- TASK TO COMPLETE -
Reproduce the listing below exactly, minus its pictures.

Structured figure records
════════

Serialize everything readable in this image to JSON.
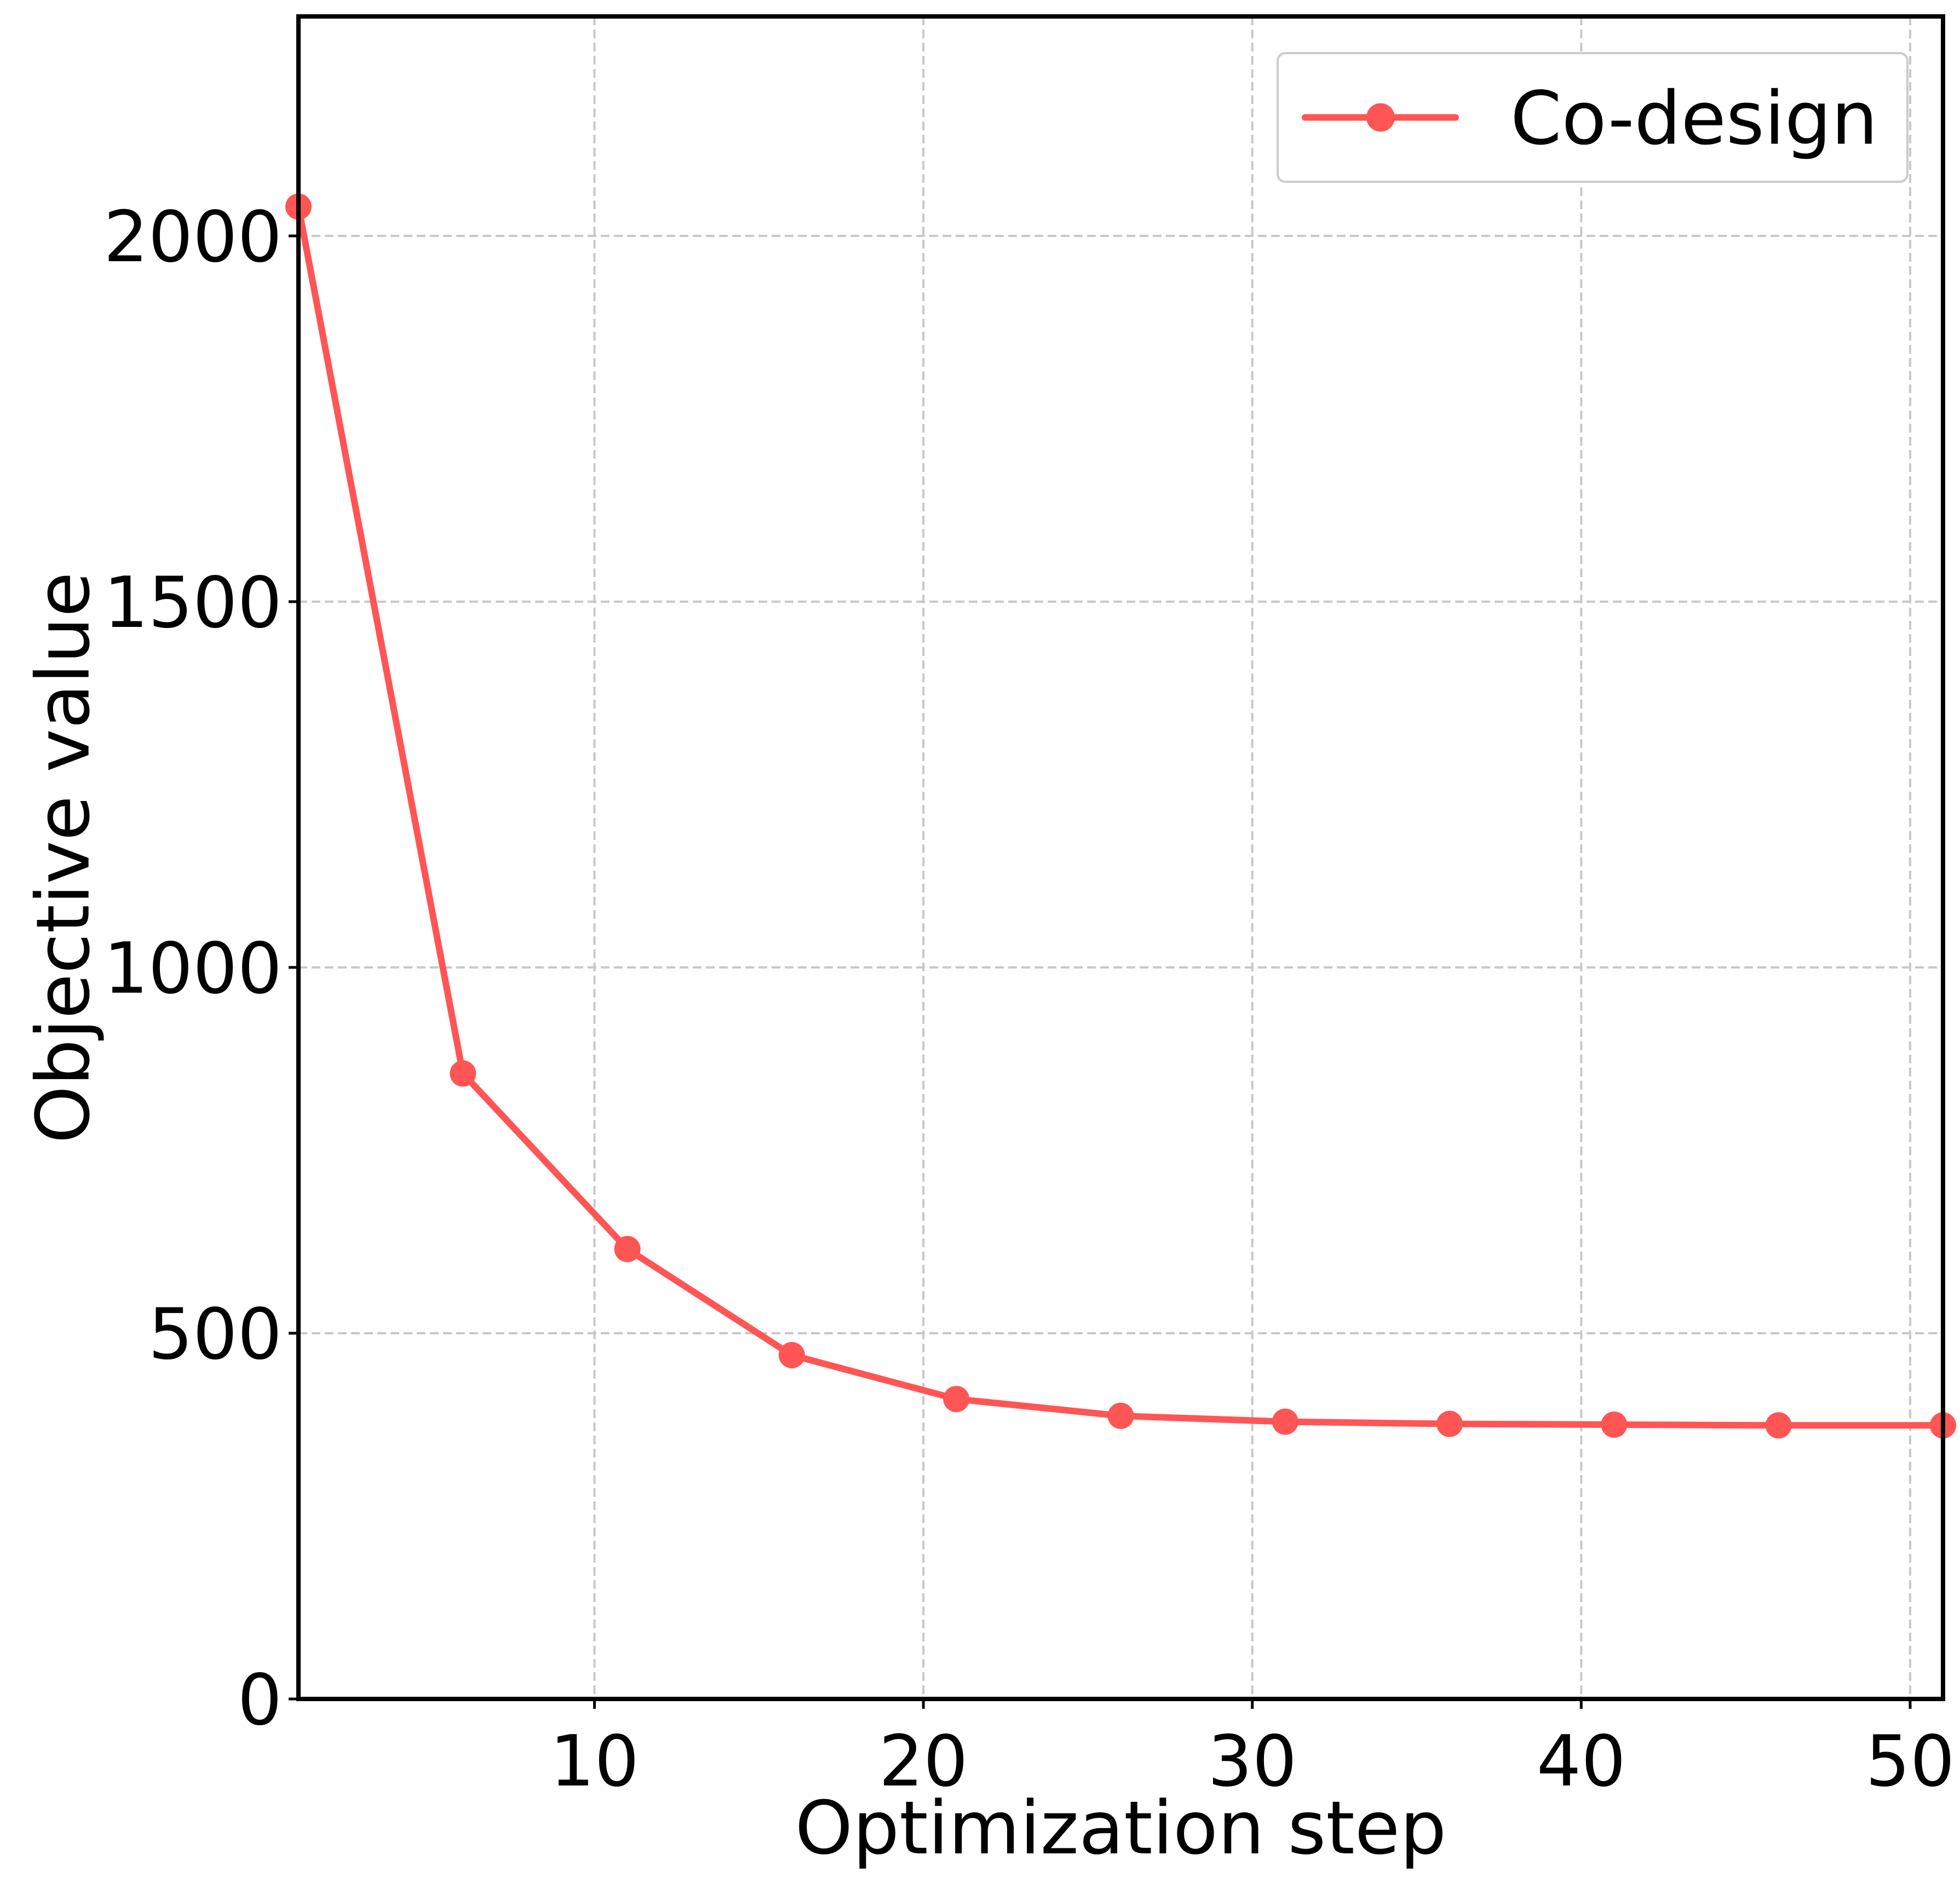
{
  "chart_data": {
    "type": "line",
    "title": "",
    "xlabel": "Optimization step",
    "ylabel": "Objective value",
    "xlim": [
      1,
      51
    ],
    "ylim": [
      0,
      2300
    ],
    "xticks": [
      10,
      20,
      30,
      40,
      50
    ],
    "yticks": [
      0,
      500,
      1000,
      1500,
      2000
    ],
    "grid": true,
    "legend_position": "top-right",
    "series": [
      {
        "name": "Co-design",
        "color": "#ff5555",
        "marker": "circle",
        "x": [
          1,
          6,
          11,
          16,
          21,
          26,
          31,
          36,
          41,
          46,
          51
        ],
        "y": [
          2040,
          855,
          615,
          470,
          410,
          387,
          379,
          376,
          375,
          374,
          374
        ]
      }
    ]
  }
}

════════

- RESULT OF THE TASK -
Serialize everything readable in this image to JSON.
{
  "chart_data": {
    "type": "line",
    "title": "",
    "xlabel": "Optimization step",
    "ylabel": "Objective value",
    "xlim": [
      1,
      51
    ],
    "ylim": [
      0,
      2300
    ],
    "xticks": [
      10,
      20,
      30,
      40,
      50
    ],
    "yticks": [
      0,
      500,
      1000,
      1500,
      2000
    ],
    "grid": true,
    "legend_position": "top-right",
    "series": [
      {
        "name": "Co-design",
        "color": "#ff5555",
        "marker": "circle",
        "x": [
          1,
          6,
          11,
          16,
          21,
          26,
          31,
          36,
          41,
          46,
          51
        ],
        "y": [
          2040,
          855,
          615,
          470,
          410,
          387,
          379,
          376,
          375,
          374,
          374
        ]
      }
    ]
  }
}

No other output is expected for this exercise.